──────── PROVIDED MATERIAL
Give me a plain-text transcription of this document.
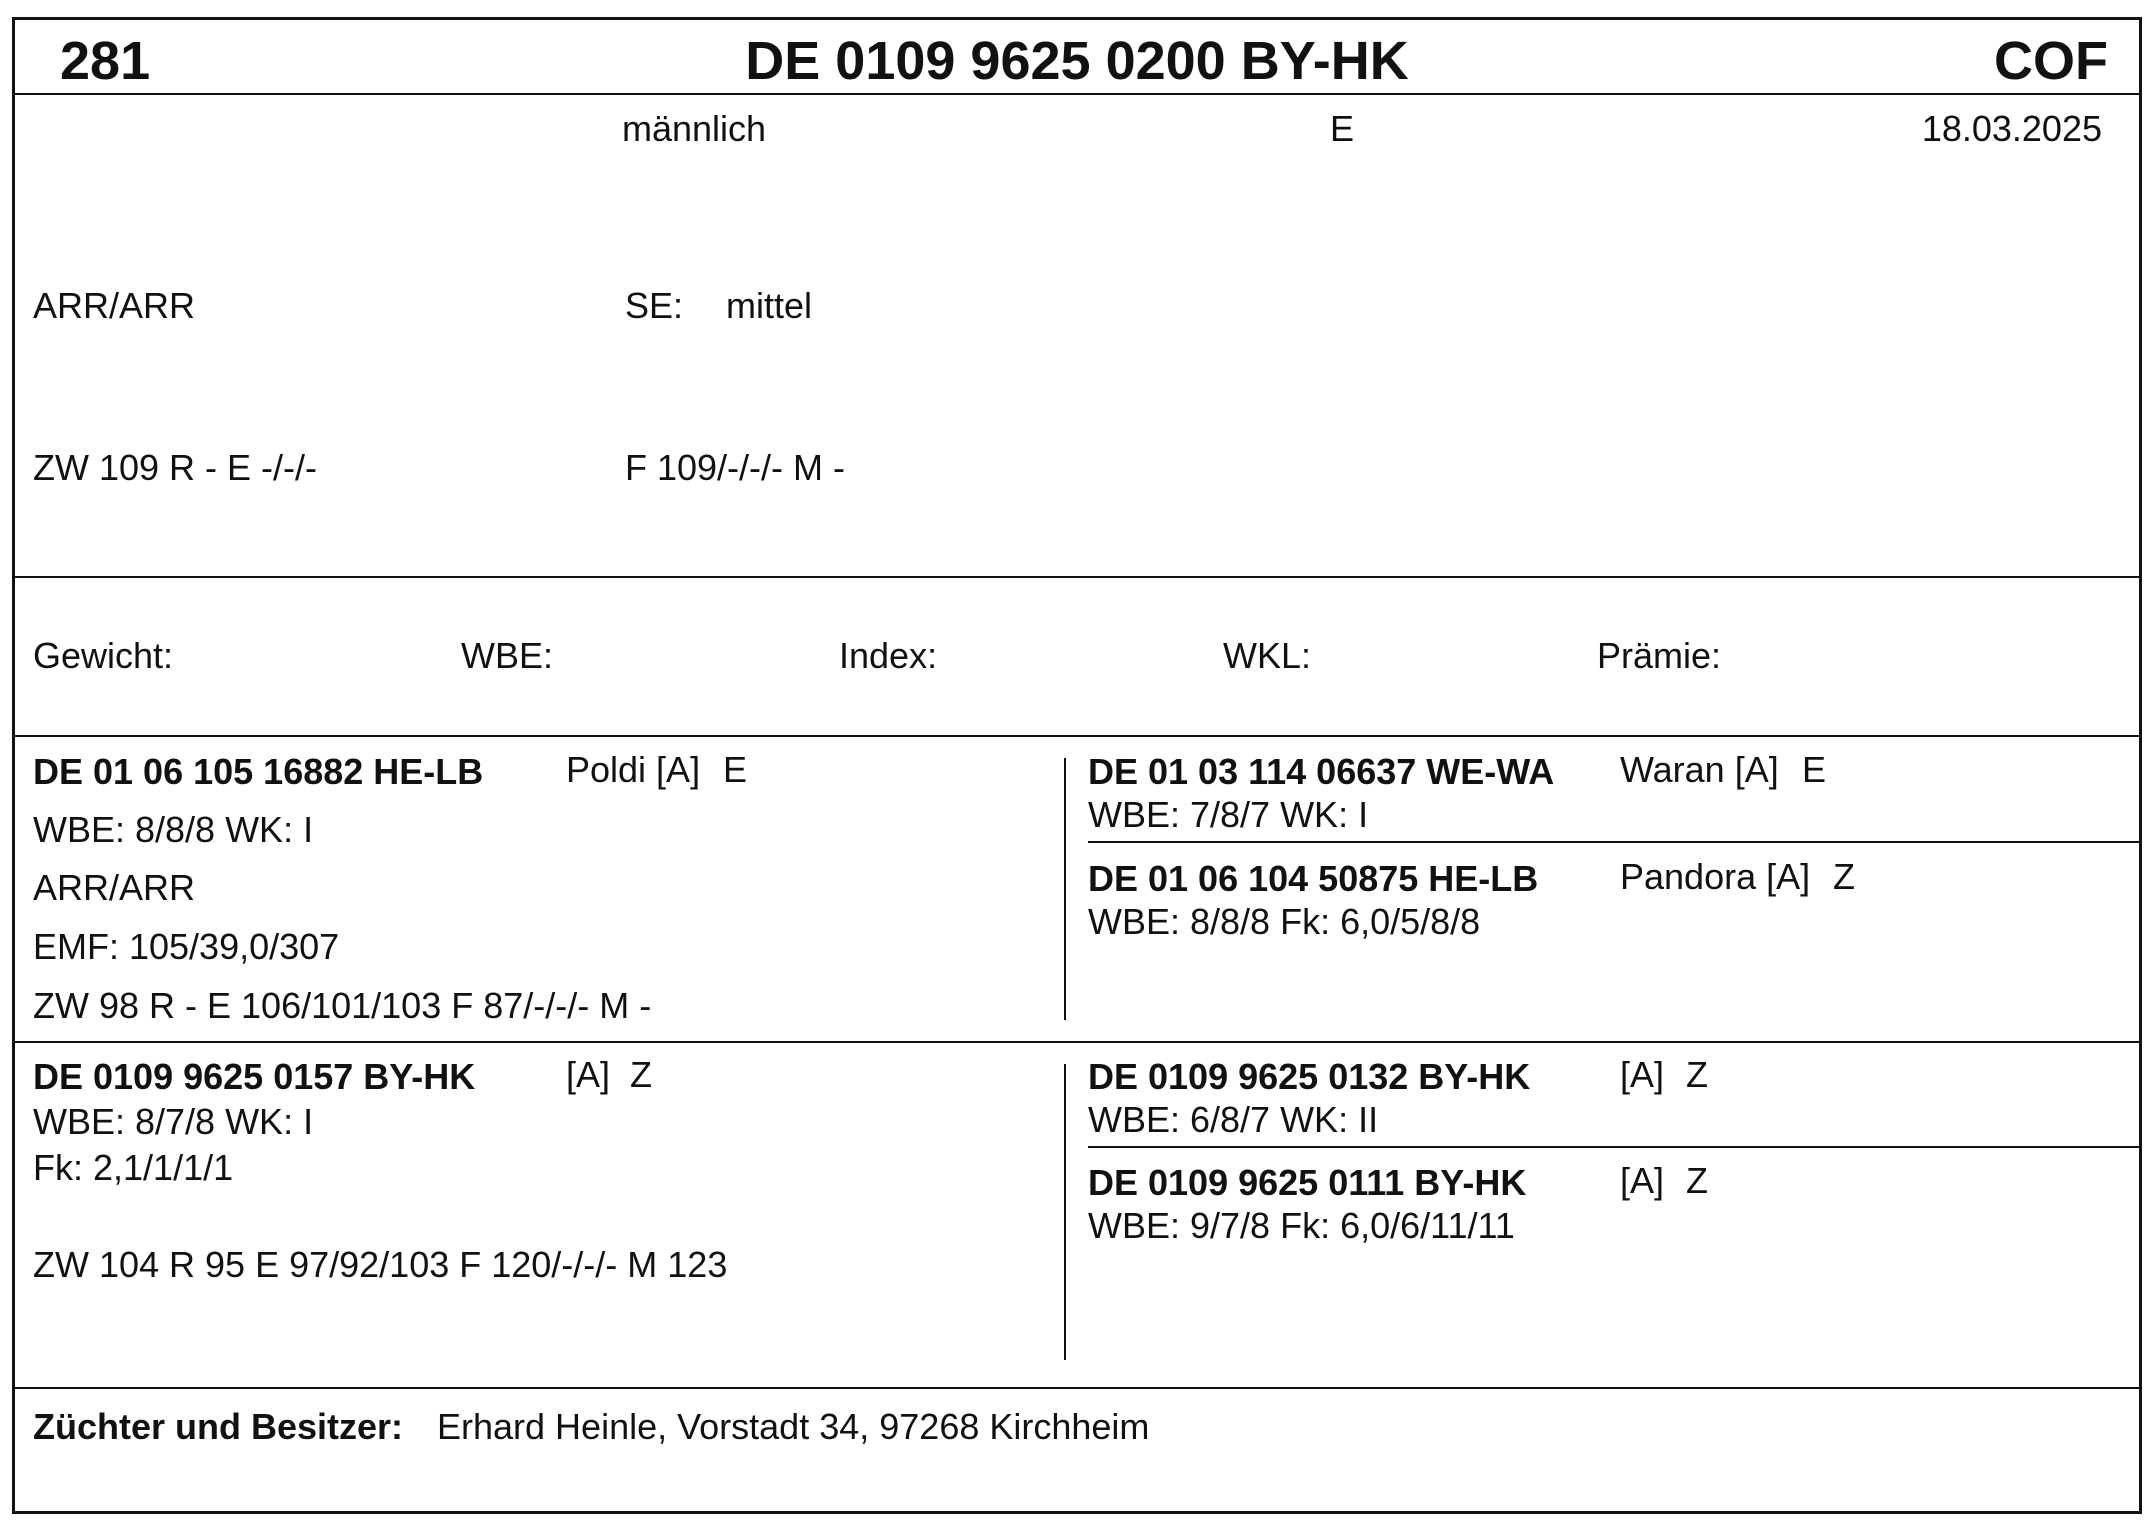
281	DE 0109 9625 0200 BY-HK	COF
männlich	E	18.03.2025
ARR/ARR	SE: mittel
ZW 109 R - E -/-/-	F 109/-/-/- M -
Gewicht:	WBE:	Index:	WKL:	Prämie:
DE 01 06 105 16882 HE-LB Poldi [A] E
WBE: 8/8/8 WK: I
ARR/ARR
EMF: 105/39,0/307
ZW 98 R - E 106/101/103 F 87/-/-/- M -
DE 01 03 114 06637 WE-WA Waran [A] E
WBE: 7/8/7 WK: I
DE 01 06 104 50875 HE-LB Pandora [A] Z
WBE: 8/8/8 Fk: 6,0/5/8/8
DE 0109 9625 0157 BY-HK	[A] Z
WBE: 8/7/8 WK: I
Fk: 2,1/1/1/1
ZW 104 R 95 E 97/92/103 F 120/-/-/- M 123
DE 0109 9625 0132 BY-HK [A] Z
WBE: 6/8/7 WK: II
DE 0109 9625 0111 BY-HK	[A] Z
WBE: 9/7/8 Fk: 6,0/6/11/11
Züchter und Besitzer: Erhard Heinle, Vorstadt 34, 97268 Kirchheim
────────────────
DIRECTIONS FOR THIS TASK. Leaving the pictures aside, transcribe the entire listing exactly.

SOLUTION.
Give me a plain-text transcription of this document.
281	DE 0109 9625 0200 BY-HK	COF
männlich	E	18.03.2025
ARR/ARR	SE: mittel
ZW 109 R - E -/-/-	F 109/-/-/- M -
Gewicht:	WBE:	Index:	WKL:	Prämie:
DE 01 06 105 16882 HE-LB Poldi [A] E
WBE: 8/8/8 WK: I
ARR/ARR
EMF: 105/39,0/307
ZW 98 R - E 106/101/103 F 87/-/-/- M -
DE 01 03 114 06637 WE-WA Waran [A] E
WBE: 7/8/7 WK: I
DE 01 06 104 50875 HE-LB Pandora [A] Z
WBE: 8/8/8 Fk: 6,0/5/8/8
DE 0109 9625 0157 BY-HK	[A] Z
WBE: 8/7/8 WK: I
Fk: 2,1/1/1/1
ZW 104 R 95 E 97/92/103 F 120/-/-/- M 123
DE 0109 9625 0132 BY-HK [A] Z
WBE: 6/8/7 WK: II
DE 0109 9625 0111 BY-HK	[A] Z
WBE: 9/7/8 Fk: 6,0/6/11/11
Züchter und Besitzer: Erhard Heinle, Vorstadt 34, 97268 Kirchheim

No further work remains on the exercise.